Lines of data

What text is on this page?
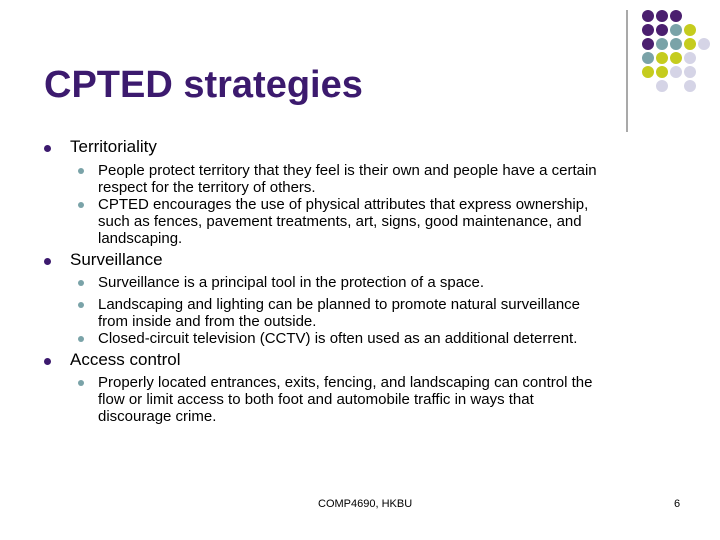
CPTED strategies
Territoriality
People protect territory that they feel is their own and people have a certain
respect for the territory of others.
CPTED encourages the use of physical attributes that express ownership,
such as fences, pavement treatments, art, signs, good maintenance, and
landscaping.
Surveillance
Surveillance is a principal tool in the protection of a space.
Landscaping and lighting can be planned to promote natural surveillance
from inside and from the outside.
Closed-circuit television (CCTV) is often used as an additional deterrent.
Access control
Properly located entrances, exits, fencing, and landscaping can control the
flow or limit access to both foot and automobile traffic in ways that
discourage crime.
COMP4690, HKBU	6
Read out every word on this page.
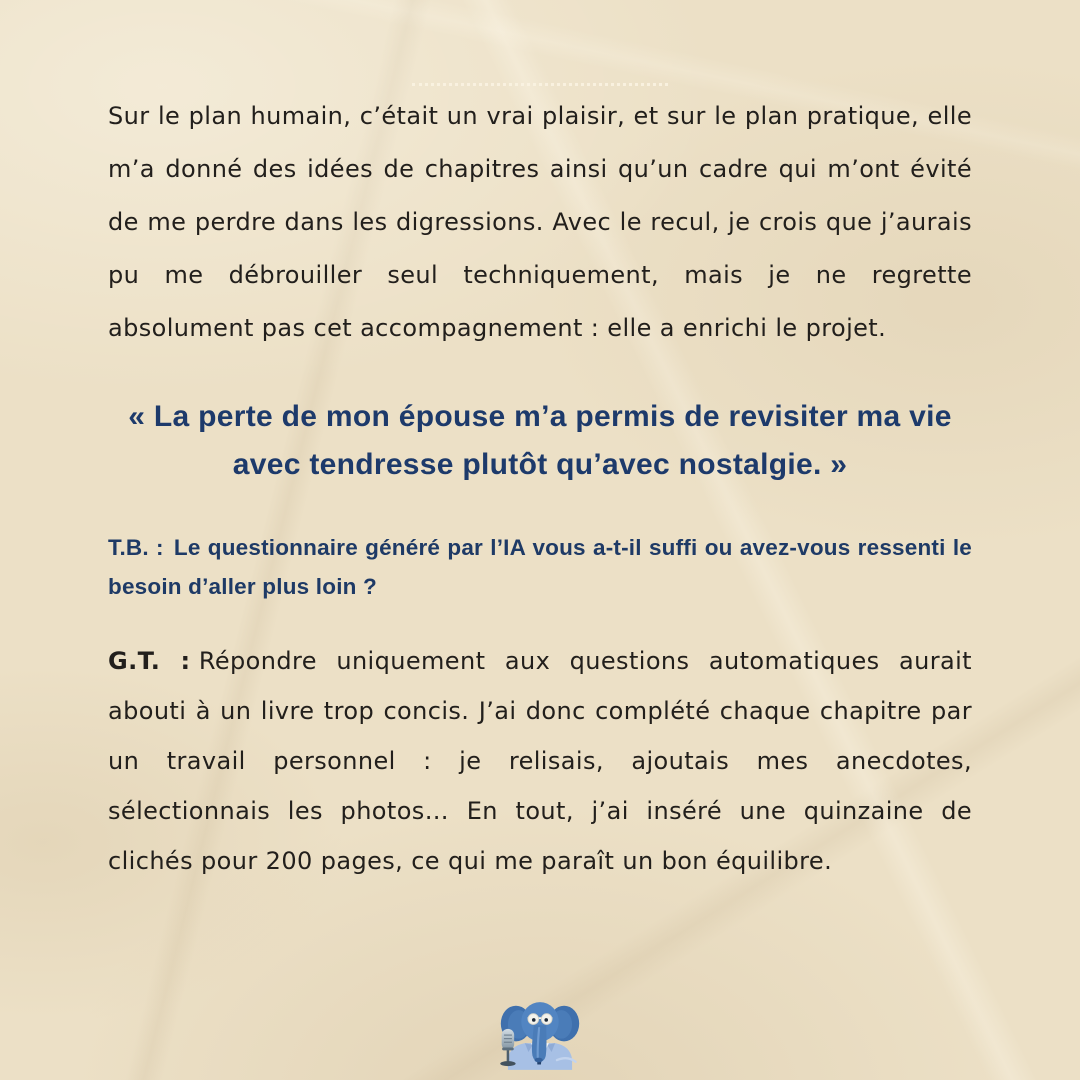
Sur le plan humain, c’était un vrai plaisir, et sur le plan pratique, elle m’a donné des idées de chapitres ainsi qu’un cadre qui m’ont évité de me perdre dans les digressions. Avec le recul, je crois que j’aurais pu me débrouiller seul techniquement, mais je ne regrette absolument pas cet accompagnement : elle a enrichi le projet.

« La perte de mon épouse m’a permis de revisiter ma vie avec tendresse plutôt qu’avec nostalgie. »

T.B. : Le questionnaire généré par l’IA vous a-t-il suffi ou avez-vous ressenti le besoin d’aller plus loin ?

G.T. : Répondre uniquement aux questions automatiques aurait abouti à un livre trop concis. J’ai donc complété chaque chapitre par un travail personnel : je relisais, ajoutais mes anecdotes, sélectionnais les photos… En tout, j’ai inséré une quinzaine de clichés pour 200 pages, ce qui me paraît un bon équilibre.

# Set problem
All of the material above should be reproduced exactly, except the pictures.

# Answer to this task
What text is on this page?
CPTED strategies
Territoriality
People protect territory that they feel is their own and people have a certain
respect for the territory of others.
CPTED encourages the use of physical attributes that express ownership,
such as fences, pavement treatments, art, signs, good maintenance, and
landscaping.
Surveillance
Surveillance is a principal tool in the protection of a space.
Landscaping and lighting can be planned to promote natural surveillance
from inside and from the outside.
Closed-circuit television (CCTV) is often used as an additional deterrent.
Access control
Properly located entrances, exits, fencing, and landscaping can control the
flow or limit access to both foot and automobile traffic in ways that
discourage crime.
COMP4690, HKBU	6
Read out every word on this page.
Sur le plan humain, c’était un vrai plaisir, et sur le plan pratique, elle m’a donné des idées de chapitres ainsi qu’un cadre qui m’ont évité de me perdre dans les digressions. Avec le recul, je crois que j’aurais pu me débrouiller seul techniquement, mais je ne regrette absolument pas cet accompagnement : elle a enrichi le projet.

« La perte de mon épouse m’a permis de revisiter ma vie avec tendresse plutôt qu’avec nostalgie. »

T.B. : Le questionnaire généré par l’IA vous a-t-il suffi ou avez-vous ressenti le besoin d’aller plus loin ?

G.T. : Répondre uniquement aux questions automatiques aurait abouti à un livre trop concis. J’ai donc complété chaque chapitre par un travail personnel : je relisais, ajoutais mes anecdotes, sélectionnais les photos… En tout, j’ai inséré une quinzaine de clichés pour 200 pages, ce qui me paraît un bon équilibre.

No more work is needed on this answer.